# Start of The input

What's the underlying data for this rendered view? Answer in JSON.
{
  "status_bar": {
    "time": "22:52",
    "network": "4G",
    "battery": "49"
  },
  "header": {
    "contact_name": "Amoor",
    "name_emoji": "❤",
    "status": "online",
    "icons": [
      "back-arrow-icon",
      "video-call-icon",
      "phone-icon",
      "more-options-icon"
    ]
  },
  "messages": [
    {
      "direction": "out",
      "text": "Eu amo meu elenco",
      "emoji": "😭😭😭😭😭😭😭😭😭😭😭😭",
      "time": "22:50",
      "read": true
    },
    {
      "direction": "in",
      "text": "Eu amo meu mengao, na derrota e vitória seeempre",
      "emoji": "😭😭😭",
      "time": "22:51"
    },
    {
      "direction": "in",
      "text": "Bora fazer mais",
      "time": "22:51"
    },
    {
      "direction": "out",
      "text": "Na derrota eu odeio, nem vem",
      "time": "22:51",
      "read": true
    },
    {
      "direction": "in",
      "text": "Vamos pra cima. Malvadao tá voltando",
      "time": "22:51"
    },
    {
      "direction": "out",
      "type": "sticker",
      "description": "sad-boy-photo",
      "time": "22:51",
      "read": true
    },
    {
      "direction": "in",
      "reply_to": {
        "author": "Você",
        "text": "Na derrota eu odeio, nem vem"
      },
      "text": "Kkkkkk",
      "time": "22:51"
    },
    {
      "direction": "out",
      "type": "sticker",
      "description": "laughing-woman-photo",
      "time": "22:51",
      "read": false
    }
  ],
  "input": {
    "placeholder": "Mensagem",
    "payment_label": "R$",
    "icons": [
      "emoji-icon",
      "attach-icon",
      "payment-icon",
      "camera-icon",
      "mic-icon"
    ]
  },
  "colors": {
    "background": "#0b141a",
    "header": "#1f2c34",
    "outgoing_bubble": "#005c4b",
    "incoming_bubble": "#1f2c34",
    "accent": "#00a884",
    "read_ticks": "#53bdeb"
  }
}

# End of The input

## [Do this]
Give the records above again, word for word.

## [Final result]
What's the underlying data for this rendered view? Answer in JSON.
{
  "status_bar": {
    "time": "22:52",
    "network": "4G",
    "battery": "49"
  },
  "header": {
    "contact_name": "Amoor",
    "name_emoji": "❤",
    "status": "online",
    "icons": [
      "back-arrow-icon",
      "video-call-icon",
      "phone-icon",
      "more-options-icon"
    ]
  },
  "messages": [
    {
      "direction": "out",
      "text": "Eu amo meu elenco",
      "emoji": "😭😭😭😭😭😭😭😭😭😭😭😭",
      "time": "22:50",
      "read": true
    },
    {
      "direction": "in",
      "text": "Eu amo meu mengao, na derrota e vitória seeempre",
      "emoji": "😭😭😭",
      "time": "22:51"
    },
    {
      "direction": "in",
      "text": "Bora fazer mais",
      "time": "22:51"
    },
    {
      "direction": "out",
      "text": "Na derrota eu odeio, nem vem",
      "time": "22:51",
      "read": true
    },
    {
      "direction": "in",
      "text": "Vamos pra cima. Malvadao tá voltando",
      "time": "22:51"
    },
    {
      "direction": "out",
      "type": "sticker",
      "description": "sad-boy-photo",
      "time": "22:51",
      "read": true
    },
    {
      "direction": "in",
      "reply_to": {
        "author": "Você",
        "text": "Na derrota eu odeio, nem vem"
      },
      "text": "Kkkkkk",
      "time": "22:51"
    },
    {
      "direction": "out",
      "type": "sticker",
      "description": "laughing-woman-photo",
      "time": "22:51",
      "read": false
    }
  ],
  "input": {
    "placeholder": "Mensagem",
    "payment_label": "R$",
    "icons": [
      "emoji-icon",
      "attach-icon",
      "payment-icon",
      "camera-icon",
      "mic-icon"
    ]
  },
  "colors": {
    "background": "#0b141a",
    "header": "#1f2c34",
    "outgoing_bubble": "#005c4b",
    "incoming_bubble": "#1f2c34",
    "accent": "#00a884",
    "read_ticks": "#53bdeb"
  }
}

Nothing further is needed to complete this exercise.